■ **Exercise aim**
Return the records that follow unaltered. Omit every picture.

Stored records
-=-=-=-=-

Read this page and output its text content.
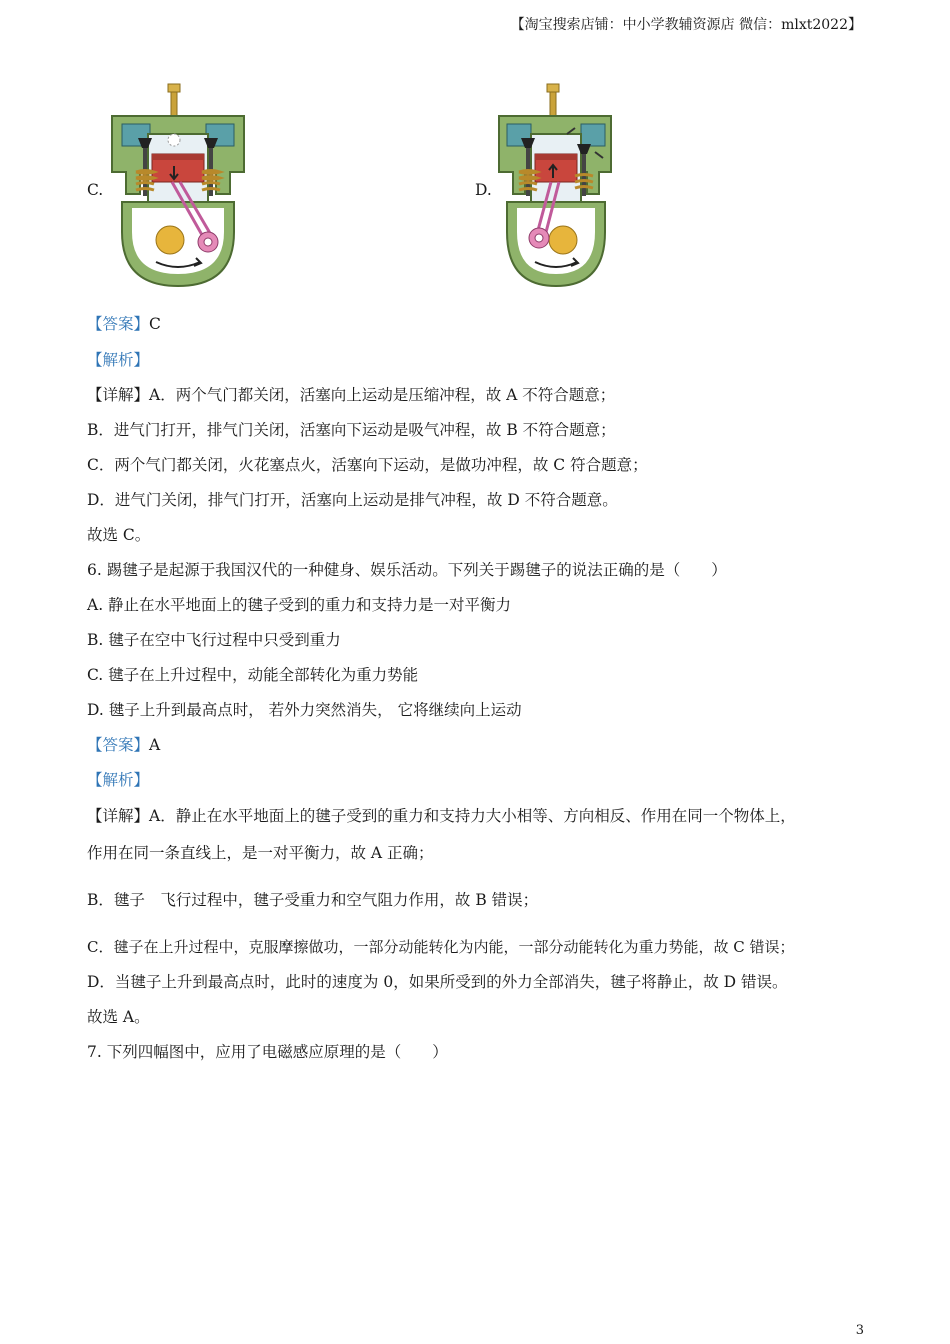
【淘宝搜索店铺：中小学教辅资源店 微信：mlxt2022】
C.	D.
【答案】C
【解析】
【详解】A．两个气门都关闭，活塞向上运动是压缩冲程，故 A 不符合题意；
B．进气门打开，排气门关闭，活塞向下运动是吸气冲程，故 B 不符合题意；
C．两个气门都关闭，火花塞点火，活塞向下运动，是做功冲程，故 C 符合题意；
D．进气门关闭，排气门打开，活塞向上运动是排气冲程，故 D 不符合题意。
故选 C。
6. 踢毽子是起源于我国汉代的一种健身、娱乐活动。下列关于踢毽子的说法正确的是（　　）
A. 静止在水平地面上的毽子受到的重力和支持力是一对平衡力
B. 毽子在空中飞行过程中只受到重力
C. 毽子在上升过程中，动能全部转化为重力势能
D. 毽子上升到最高点时， 若外力突然消失， 它将继续向上运动
【答案】A
【解析】
【详解】A．静止在水平地面上的毽子受到的重力和支持力大小相等、方向相反、作用在同一个物体上，
作用在同一条直线上，是一对平衡力，故 A 正确；
B．毽子　飞行过程中，毽子受重力和空气阻力作用，故 B 错误；
C．毽子在上升过程中，克服摩擦做功，一部分动能转化为内能，一部分动能转化为重力势能，故 C 错误；
D．当毽子上升到最高点时，此时的速度为 0，如果所受到的外力全部消失，毽子将静止，故 D 错误。
故选 A。
7. 下列四幅图中，应用了电磁感应原理的是（　　）
3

-=-=-=-=-

■ **Written response**
Read this page and output its text content.
【淘宝搜索店铺：中小学教辅资源店 微信：mlxt2022】
C.	D.
【答案】C
【解析】
【详解】A．两个气门都关闭，活塞向上运动是压缩冲程，故 A 不符合题意；
B．进气门打开，排气门关闭，活塞向下运动是吸气冲程，故 B 不符合题意；
C．两个气门都关闭，火花塞点火，活塞向下运动，是做功冲程，故 C 符合题意；
D．进气门关闭，排气门打开，活塞向上运动是排气冲程，故 D 不符合题意。
故选 C。
6. 踢毽子是起源于我国汉代的一种健身、娱乐活动。下列关于踢毽子的说法正确的是（　　）
A. 静止在水平地面上的毽子受到的重力和支持力是一对平衡力
B. 毽子在空中飞行过程中只受到重力
C. 毽子在上升过程中，动能全部转化为重力势能
D. 毽子上升到最高点时， 若外力突然消失， 它将继续向上运动
【答案】A
【解析】
【详解】A．静止在水平地面上的毽子受到的重力和支持力大小相等、方向相反、作用在同一个物体上，
作用在同一条直线上，是一对平衡力，故 A 正确；
B．毽子　飞行过程中，毽子受重力和空气阻力作用，故 B 错误；
C．毽子在上升过程中，克服摩擦做功，一部分动能转化为内能，一部分动能转化为重力势能，故 C 错误；
D．当毽子上升到最高点时，此时的速度为 0，如果所受到的外力全部消失，毽子将静止，故 D 错误。
故选 A。
7. 下列四幅图中，应用了电磁感应原理的是（　　）
3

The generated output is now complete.